Material for the task:
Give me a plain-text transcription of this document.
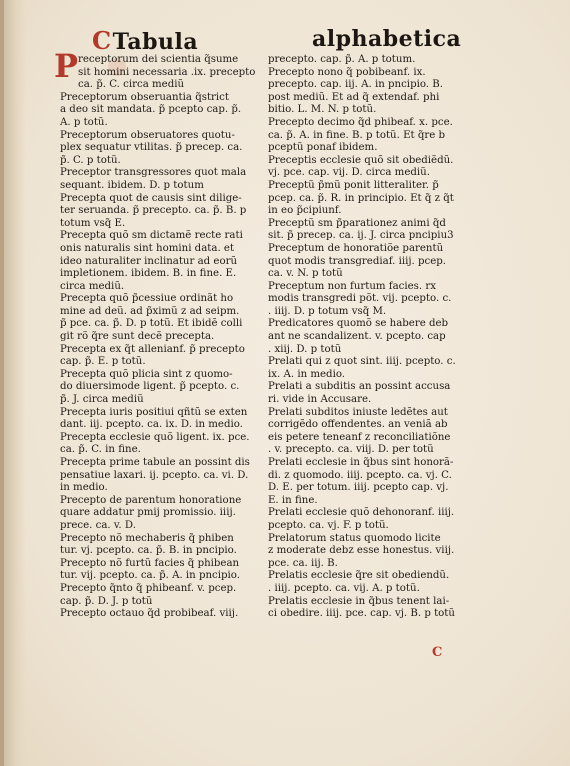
CTabula	alphabetica
P receptorum dei scientia q̃sume
sit homini necessaria .ix. precepto
ca. p̃. C. circa mediũ

Preceptorum obseruantia q̃strict
a deo sit mandata. p̃ pcepto cap. p̃.
A. p totũ.

Preceptorum obseruatores quotu-
plex sequatur vtilitas. p̃ precep. ca.
p̃. C. p totũ.

Preceptor transgressores quot mala
sequant. ibidem. D. p totum

Precepta quot de causis sint dilige-
ter seruanda. p̃ precepto. ca. p̃. B. p
totum vsq̃ E.

Precepta quõ sm dictamẽ recte rati
onis naturalis sint homini data. et
ideo naturaliter inclinatur ad eorũ
impletionem. ibidem. B. in fine. E.
circa mediũ.

Precepta quõ p̃cessiue ordinãt ho
mine ad deũ. ad p̃ximũ z ad seipm.
p̃ pce. ca. p̃. D. p totũ. Et ibidẽ colli
git rõ q̃re sunt decẽ precepta.

Precepta ex q̃t allenianf. p̃ precepto
cap. p̃. E. p totũ.

Precepta quõ plicia sint z quomo-
do diuersimode ligent. p̃ pcepto. c.
p̃. J. circa mediũ

Precepta iuris positiui qñtũ se exten
dant. iij. pcepto. ca. ix. D. in medio.

Precepta ecclesie quõ ligent. ix. pce.
ca. p̃. C. in fine.

Precepta prime tabule an possint dis
pensatiue laxari. ij. pcepto. ca. vi. D.
in medio.

Precepto de parentum honoratione
quare addatur pmij promissio. iiij.
prece. ca. v. D.

Precepto nõ mechaberis q̃ phiben
tur. vj. pcepto. ca. p̃. B. in pncipio.

Precepto nõ furtũ facies q̃ phibean
tur. vij. pcepto. ca. p̃. A. in pncipio.

Precepto q̃nto q̃ phibeanf. v. pcep.
cap. p̃. D. J. p totũ

Precepto octauo q̃d probibeaf. viij.

precepto. cap. p̃. A. p totum.

Precepto nono q̃ pobibeanf. ix.
precepto. cap. iij. A. in pncipio. B.
post mediũ. Et ad q̃ extendaf. phi
bitio. L. M. N. p totũ.

Precepto decimo q̃d phibeaf. x. pce.
ca. p̃. A. in fine. B. p totũ. Et q̃re b
pceptũ ponaf ibidem.

Preceptis ecclesie quõ sit obediẽdũ.
vj. pce. cap. vij. D. circa mediũ.

Preceptũ p̃mũ ponit litteraliter. p̃
pcep. ca. p̃. R. in principio. Et q̃ z q̃t
in eo p̃cipiunf.

Preceptũ sm p̃parationez animi q̃d
sit. p̃ precep. ca. ij. J. circa pncipiu3

Preceptum de honoratiõe parentũ
quot modis transgrediaf. iiij. pcep.
ca. v. N. p totũ

Preceptum non furtum facies. rx
modis transgredi põt. vij. pcepto. c.
. iiij. D. p totum vsq̃ M.

Predicatores quomõ se habere deb
ant ne scandalizent. v. pcepto. cap
. xiij. D. p totũ

Prelati qui z quot sint. iiij. pcepto. c.
ix. A. in medio.

Prelati a subditis an possint accusa
ri. vide in Accusare.

Prelati subditos iniuste ledẽtes aut
corrigẽdo offendentes. an veniã ab
eis petere teneanf z reconciliatiõne
. v. precepto. ca. viij. D. per totũ

Prelati ecclesie in q̃bus sint honorã-
di. z quomodo. iiij. pcepto. ca. vj. C.
D. E. per totum. iiij. pcepto cap. vj.
E. in fine.

Prelati ecclesie quõ dehonoranf. iiij.
pcepto. ca. vj. F. p totũ.

Prelatorum status quomodo licite
z moderate debz esse honestus. viij.
pce. ca. iij. B.

Prelatis ecclesie q̃re sit obediendũ.
. iiij. pcepto. ca. vij. A. p totũ.

Prelatis ecclesie in q̃bus tenent lai-
ci obedire. iiij. pce. cap. vj. B. p totũ

C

Task description: Pick out lines containing the word "ligent", each one as written.

Exercise result:
do diuersimode ligent. p̃ pcepto. c.
Precepta ecclesie quõ ligent. ix. pce.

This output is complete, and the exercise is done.